• INSTRUCTIONS TO FOLLOW
Transcribe the listing below word for word.

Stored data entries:
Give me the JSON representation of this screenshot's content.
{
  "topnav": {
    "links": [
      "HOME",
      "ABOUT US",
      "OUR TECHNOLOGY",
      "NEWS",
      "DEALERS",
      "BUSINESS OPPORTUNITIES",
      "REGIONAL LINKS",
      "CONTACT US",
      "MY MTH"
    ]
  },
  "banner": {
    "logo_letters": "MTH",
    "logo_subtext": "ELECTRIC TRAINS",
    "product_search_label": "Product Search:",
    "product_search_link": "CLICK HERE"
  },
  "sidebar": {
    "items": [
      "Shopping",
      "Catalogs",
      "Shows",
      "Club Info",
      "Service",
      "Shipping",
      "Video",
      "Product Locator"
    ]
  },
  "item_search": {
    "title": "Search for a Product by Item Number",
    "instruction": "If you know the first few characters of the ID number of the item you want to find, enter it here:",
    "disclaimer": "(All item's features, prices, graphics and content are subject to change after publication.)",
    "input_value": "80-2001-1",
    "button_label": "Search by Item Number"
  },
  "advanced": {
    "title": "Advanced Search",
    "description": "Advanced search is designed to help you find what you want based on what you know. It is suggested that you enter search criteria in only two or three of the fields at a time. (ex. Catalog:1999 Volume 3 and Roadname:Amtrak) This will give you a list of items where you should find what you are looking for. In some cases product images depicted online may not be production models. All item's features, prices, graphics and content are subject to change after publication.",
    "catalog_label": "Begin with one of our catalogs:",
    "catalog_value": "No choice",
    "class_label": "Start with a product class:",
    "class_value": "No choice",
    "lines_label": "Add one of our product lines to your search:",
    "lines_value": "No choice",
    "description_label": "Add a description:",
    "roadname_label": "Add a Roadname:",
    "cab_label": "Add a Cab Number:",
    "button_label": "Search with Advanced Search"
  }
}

• ANSWER TO THE PROBLEM
Give me the JSON representation of this screenshot's content.
{
  "topnav": {
    "links": [
      "HOME",
      "ABOUT US",
      "OUR TECHNOLOGY",
      "NEWS",
      "DEALERS",
      "BUSINESS OPPORTUNITIES",
      "REGIONAL LINKS",
      "CONTACT US",
      "MY MTH"
    ]
  },
  "banner": {
    "logo_letters": "MTH",
    "logo_subtext": "ELECTRIC TRAINS",
    "product_search_label": "Product Search:",
    "product_search_link": "CLICK HERE"
  },
  "sidebar": {
    "items": [
      "Shopping",
      "Catalogs",
      "Shows",
      "Club Info",
      "Service",
      "Shipping",
      "Video",
      "Product Locator"
    ]
  },
  "item_search": {
    "title": "Search for a Product by Item Number",
    "instruction": "If you know the first few characters of the ID number of the item you want to find, enter it here:",
    "disclaimer": "(All item's features, prices, graphics and content are subject to change after publication.)",
    "input_value": "80-2001-1",
    "button_label": "Search by Item Number"
  },
  "advanced": {
    "title": "Advanced Search",
    "description": "Advanced search is designed to help you find what you want based on what you know. It is suggested that you enter search criteria in only two or three of the fields at a time. (ex. Catalog:1999 Volume 3 and Roadname:Amtrak) This will give you a list of items where you should find what you are looking for. In some cases product images depicted online may not be production models. All item's features, prices, graphics and content are subject to change after publication.",
    "catalog_label": "Begin with one of our catalogs:",
    "catalog_value": "No choice",
    "class_label": "Start with a product class:",
    "class_value": "No choice",
    "lines_label": "Add one of our product lines to your search:",
    "lines_value": "No choice",
    "description_label": "Add a description:",
    "roadname_label": "Add a Roadname:",
    "cab_label": "Add a Cab Number:",
    "button_label": "Search with Advanced Search"
  }
}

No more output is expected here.